Count every line that includes the string "screenshot" in the entries that follow. Nothing besides the number is needed.
## BEGIN Material to process
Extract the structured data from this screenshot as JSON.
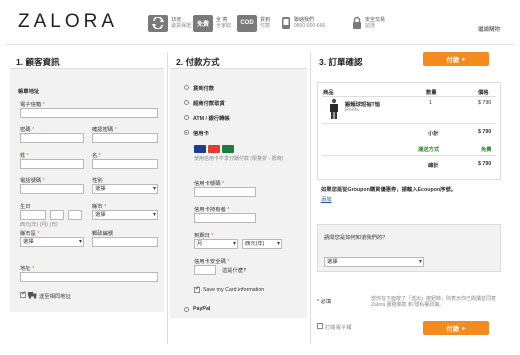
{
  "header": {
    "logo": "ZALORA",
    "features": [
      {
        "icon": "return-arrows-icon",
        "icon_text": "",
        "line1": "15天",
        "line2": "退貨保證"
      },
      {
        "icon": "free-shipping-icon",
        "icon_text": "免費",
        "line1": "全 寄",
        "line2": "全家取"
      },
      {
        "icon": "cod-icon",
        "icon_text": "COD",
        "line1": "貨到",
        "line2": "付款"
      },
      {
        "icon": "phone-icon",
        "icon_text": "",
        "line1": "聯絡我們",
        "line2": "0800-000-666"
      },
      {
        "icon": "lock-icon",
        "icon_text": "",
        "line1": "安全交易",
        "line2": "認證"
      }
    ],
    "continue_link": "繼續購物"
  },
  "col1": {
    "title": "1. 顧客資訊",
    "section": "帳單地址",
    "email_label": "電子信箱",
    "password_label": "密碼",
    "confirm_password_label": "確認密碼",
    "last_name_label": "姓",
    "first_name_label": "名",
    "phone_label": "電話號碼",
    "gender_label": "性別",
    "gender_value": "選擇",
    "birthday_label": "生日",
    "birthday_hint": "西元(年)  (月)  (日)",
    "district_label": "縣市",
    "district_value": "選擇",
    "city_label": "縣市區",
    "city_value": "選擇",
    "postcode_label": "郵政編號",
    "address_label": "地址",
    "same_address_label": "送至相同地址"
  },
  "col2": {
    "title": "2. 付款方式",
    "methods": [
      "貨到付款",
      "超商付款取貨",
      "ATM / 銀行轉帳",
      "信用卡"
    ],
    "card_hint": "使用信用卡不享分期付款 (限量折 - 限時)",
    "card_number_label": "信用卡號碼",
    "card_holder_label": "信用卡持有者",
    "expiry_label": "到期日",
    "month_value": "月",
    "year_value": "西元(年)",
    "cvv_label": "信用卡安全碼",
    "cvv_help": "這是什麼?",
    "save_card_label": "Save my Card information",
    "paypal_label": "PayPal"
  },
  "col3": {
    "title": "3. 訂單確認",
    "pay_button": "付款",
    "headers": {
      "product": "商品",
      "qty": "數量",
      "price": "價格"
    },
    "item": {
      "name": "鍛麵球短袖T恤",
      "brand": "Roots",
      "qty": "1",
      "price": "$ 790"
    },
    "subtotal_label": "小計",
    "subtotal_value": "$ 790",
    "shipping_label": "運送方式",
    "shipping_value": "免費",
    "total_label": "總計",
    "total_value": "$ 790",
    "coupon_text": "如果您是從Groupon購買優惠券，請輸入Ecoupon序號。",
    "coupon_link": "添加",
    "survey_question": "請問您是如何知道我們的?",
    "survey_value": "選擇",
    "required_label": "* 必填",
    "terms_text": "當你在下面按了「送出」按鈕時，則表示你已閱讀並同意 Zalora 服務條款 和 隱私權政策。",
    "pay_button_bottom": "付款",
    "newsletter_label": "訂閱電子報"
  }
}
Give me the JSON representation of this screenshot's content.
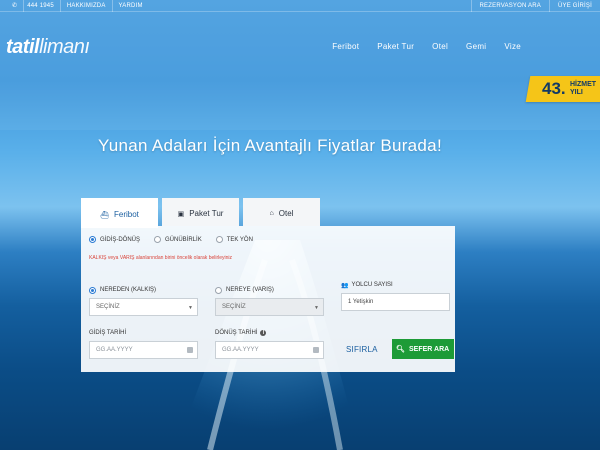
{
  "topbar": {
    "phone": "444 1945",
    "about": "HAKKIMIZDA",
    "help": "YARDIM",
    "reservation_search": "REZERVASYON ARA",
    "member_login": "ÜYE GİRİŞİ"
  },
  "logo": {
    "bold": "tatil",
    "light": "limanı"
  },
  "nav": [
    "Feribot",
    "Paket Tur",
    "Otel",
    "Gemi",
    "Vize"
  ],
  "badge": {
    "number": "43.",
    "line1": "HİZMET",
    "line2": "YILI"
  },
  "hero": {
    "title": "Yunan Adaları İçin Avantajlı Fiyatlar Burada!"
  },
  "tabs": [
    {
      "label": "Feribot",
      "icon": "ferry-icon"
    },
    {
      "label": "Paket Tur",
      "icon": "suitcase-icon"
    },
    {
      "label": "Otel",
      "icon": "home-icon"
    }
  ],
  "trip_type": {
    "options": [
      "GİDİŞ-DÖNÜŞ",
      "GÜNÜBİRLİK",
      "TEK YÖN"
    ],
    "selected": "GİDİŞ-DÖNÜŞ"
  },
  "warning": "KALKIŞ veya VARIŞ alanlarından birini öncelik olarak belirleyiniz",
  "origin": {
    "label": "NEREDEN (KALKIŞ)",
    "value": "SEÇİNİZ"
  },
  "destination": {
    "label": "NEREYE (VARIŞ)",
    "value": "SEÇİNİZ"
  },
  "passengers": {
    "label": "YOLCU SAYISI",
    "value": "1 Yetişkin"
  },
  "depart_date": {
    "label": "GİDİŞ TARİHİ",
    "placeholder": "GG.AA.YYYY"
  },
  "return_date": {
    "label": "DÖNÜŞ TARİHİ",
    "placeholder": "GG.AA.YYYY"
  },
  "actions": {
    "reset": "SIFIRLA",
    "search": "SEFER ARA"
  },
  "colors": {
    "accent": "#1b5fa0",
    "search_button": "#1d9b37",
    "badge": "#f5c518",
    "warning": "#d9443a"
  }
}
## END Material to process
- _Exercise solution_
2